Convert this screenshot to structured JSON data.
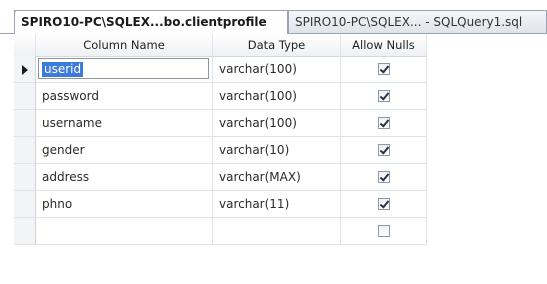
{
  "tabs": [
    {
      "label": "SPIRO10-PC\\SQLEX...bo.clientprofile",
      "active": true
    },
    {
      "label": "SPIRO10-PC\\SQLEX... - SQLQuery1.sql",
      "active": false
    }
  ],
  "grid": {
    "headers": {
      "column_name": "Column Name",
      "data_type": "Data Type",
      "allow_nulls": "Allow Nulls"
    },
    "rows": [
      {
        "name": "userid",
        "type": "varchar(100)",
        "allow_nulls": true,
        "current": true
      },
      {
        "name": "password",
        "type": "varchar(100)",
        "allow_nulls": true
      },
      {
        "name": "username",
        "type": "varchar(100)",
        "allow_nulls": true
      },
      {
        "name": "gender",
        "type": "varchar(10)",
        "allow_nulls": true
      },
      {
        "name": "address",
        "type": "varchar(MAX)",
        "allow_nulls": true
      },
      {
        "name": "phno",
        "type": "varchar(11)",
        "allow_nulls": true
      },
      {
        "name": "",
        "type": "",
        "allow_nulls": false
      }
    ]
  },
  "icons": {
    "row_selector": "current-row-arrow-icon",
    "checkbox": "checkbox-icon"
  },
  "colors": {
    "selection": "#3d7bd9",
    "grid_line": "#dfe3e8"
  }
}
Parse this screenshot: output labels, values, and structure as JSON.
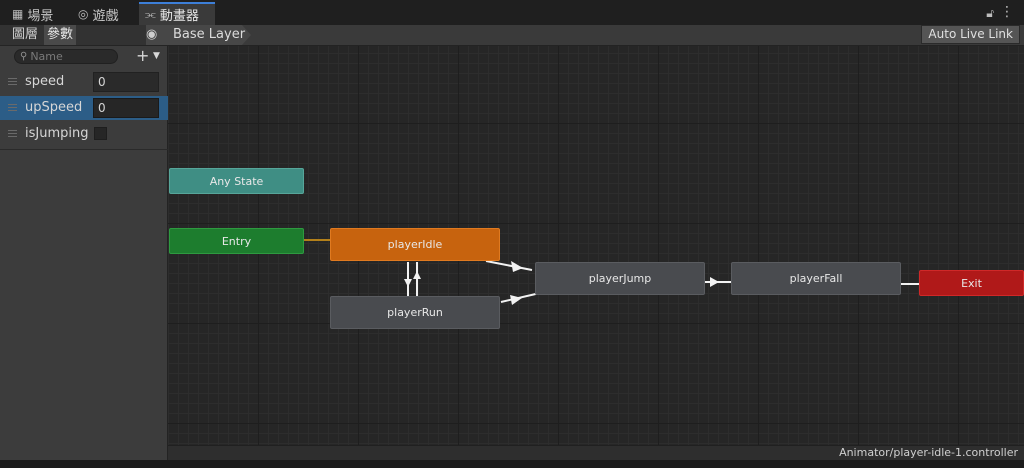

========

Pull out every line of the records above that contains the word "SQLEX".

      "label": "SPIRO10-PC\\SQLEX...bo.clientprofile",
      "label": "SPIRO10-PC\\SQLEX... - SQLQuery1.sql",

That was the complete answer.